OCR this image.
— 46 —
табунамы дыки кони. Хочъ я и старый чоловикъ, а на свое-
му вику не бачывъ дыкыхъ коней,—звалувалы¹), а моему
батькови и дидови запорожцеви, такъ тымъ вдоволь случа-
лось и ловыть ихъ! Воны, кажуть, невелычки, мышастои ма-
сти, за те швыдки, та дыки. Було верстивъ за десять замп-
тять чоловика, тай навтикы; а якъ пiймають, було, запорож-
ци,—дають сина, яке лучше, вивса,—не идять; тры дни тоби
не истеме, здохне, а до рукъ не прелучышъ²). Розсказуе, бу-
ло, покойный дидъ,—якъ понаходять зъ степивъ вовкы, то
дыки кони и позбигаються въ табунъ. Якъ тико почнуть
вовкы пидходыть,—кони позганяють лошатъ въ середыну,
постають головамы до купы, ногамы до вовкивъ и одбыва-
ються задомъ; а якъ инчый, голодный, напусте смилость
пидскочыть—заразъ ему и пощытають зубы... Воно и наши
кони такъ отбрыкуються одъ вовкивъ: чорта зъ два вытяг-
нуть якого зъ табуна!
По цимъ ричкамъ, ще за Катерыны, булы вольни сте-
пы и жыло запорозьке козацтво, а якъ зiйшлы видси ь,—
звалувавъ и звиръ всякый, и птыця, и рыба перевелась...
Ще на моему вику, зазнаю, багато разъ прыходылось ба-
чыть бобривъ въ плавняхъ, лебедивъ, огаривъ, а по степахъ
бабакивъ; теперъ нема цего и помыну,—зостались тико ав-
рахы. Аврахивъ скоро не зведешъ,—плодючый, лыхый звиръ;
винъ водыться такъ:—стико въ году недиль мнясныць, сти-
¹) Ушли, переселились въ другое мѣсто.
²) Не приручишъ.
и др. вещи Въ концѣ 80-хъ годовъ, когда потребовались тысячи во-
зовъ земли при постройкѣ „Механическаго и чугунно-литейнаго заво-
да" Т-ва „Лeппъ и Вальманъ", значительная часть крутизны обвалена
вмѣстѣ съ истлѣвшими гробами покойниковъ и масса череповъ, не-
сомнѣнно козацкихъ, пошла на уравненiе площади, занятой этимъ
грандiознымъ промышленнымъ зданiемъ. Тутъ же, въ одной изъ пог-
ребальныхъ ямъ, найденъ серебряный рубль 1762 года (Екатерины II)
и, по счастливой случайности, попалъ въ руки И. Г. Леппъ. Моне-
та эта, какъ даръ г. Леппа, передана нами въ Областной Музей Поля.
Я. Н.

> _EXERCISE OBJECTIVE_
Select all lines in the listing above where the word "вовкивъ" appears, and show them.

> _CORRECT RESPONSE_
постають головамы до купы, ногамы до вовкивъ и одбыва-
кони такъ отбрыкуються одъ вовкивъ: чорта зъ два вытяг-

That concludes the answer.